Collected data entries
______
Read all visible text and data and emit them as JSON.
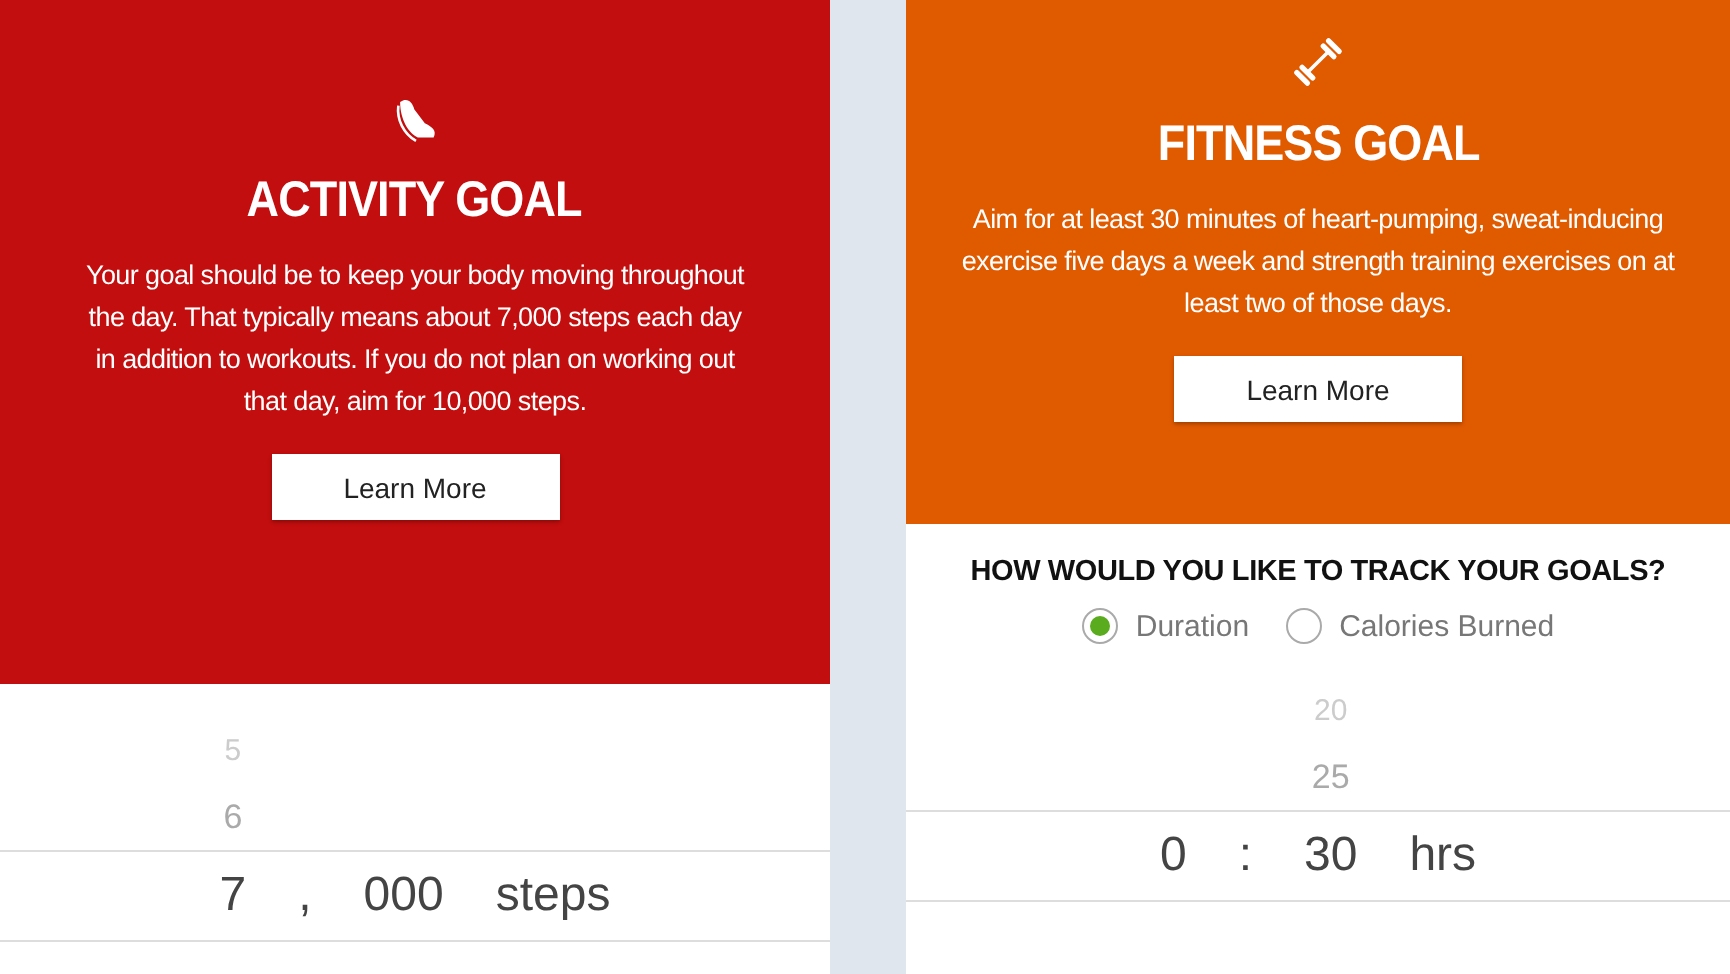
{
  "panels": [
    {
      "kind": "activity",
      "color": "#c20e0e",
      "title": "ACTIVITY GOAL",
      "text": "Your goal should be to keep your body moving throughout the day. That typically means about 7,000 steps each day in addition to workouts. If you do not plan on working out that day, aim for 10,000 steps.",
      "button": "Learn More",
      "picker": [
        {
          "kind": "wheel",
          "above": [
            "5",
            "6"
          ],
          "value": "7"
        },
        {
          "kind": "separator",
          "value": ","
        },
        {
          "kind": "wheel",
          "value": "000"
        },
        {
          "kind": "unit",
          "value": "steps"
        }
      ]
    },
    {
      "kind": "fitness",
      "color": "#e05a00",
      "title": "FITNESS GOAL",
      "text": "Aim for at least 30 minutes of heart-pumping, sweat-inducing exercise five days a week and strength training exercises on at least two of those days.",
      "button": "Learn More",
      "question": "HOW WOULD YOU LIKE TO TRACK YOUR GOALS?",
      "options": [
        {
          "label": "Duration",
          "selected": true
        },
        {
          "label": "Calories Burned",
          "selected": false
        }
      ],
      "picker": [
        {
          "kind": "wheel",
          "value": "0"
        },
        {
          "kind": "separator",
          "value": ":"
        },
        {
          "kind": "wheel",
          "above": [
            "20",
            "25"
          ],
          "value": "30"
        },
        {
          "kind": "unit",
          "value": "hrs"
        }
      ]
    }
  ]
}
______
▶ [Problem details]
Output all of the records exactly as they appear above, but not the pictures.

▶ [The reply]
Read all visible text and data and emit them as JSON.
{
  "panels": [
    {
      "kind": "activity",
      "color": "#c20e0e",
      "title": "ACTIVITY GOAL",
      "text": "Your goal should be to keep your body moving throughout the day. That typically means about 7,000 steps each day in addition to workouts. If you do not plan on working out that day, aim for 10,000 steps.",
      "button": "Learn More",
      "picker": [
        {
          "kind": "wheel",
          "above": [
            "5",
            "6"
          ],
          "value": "7"
        },
        {
          "kind": "separator",
          "value": ","
        },
        {
          "kind": "wheel",
          "value": "000"
        },
        {
          "kind": "unit",
          "value": "steps"
        }
      ]
    },
    {
      "kind": "fitness",
      "color": "#e05a00",
      "title": "FITNESS GOAL",
      "text": "Aim for at least 30 minutes of heart-pumping, sweat-inducing exercise five days a week and strength training exercises on at least two of those days.",
      "button": "Learn More",
      "question": "HOW WOULD YOU LIKE TO TRACK YOUR GOALS?",
      "options": [
        {
          "label": "Duration",
          "selected": true
        },
        {
          "label": "Calories Burned",
          "selected": false
        }
      ],
      "picker": [
        {
          "kind": "wheel",
          "value": "0"
        },
        {
          "kind": "separator",
          "value": ":"
        },
        {
          "kind": "wheel",
          "above": [
            "20",
            "25"
          ],
          "value": "30"
        },
        {
          "kind": "unit",
          "value": "hrs"
        }
      ]
    }
  ]
}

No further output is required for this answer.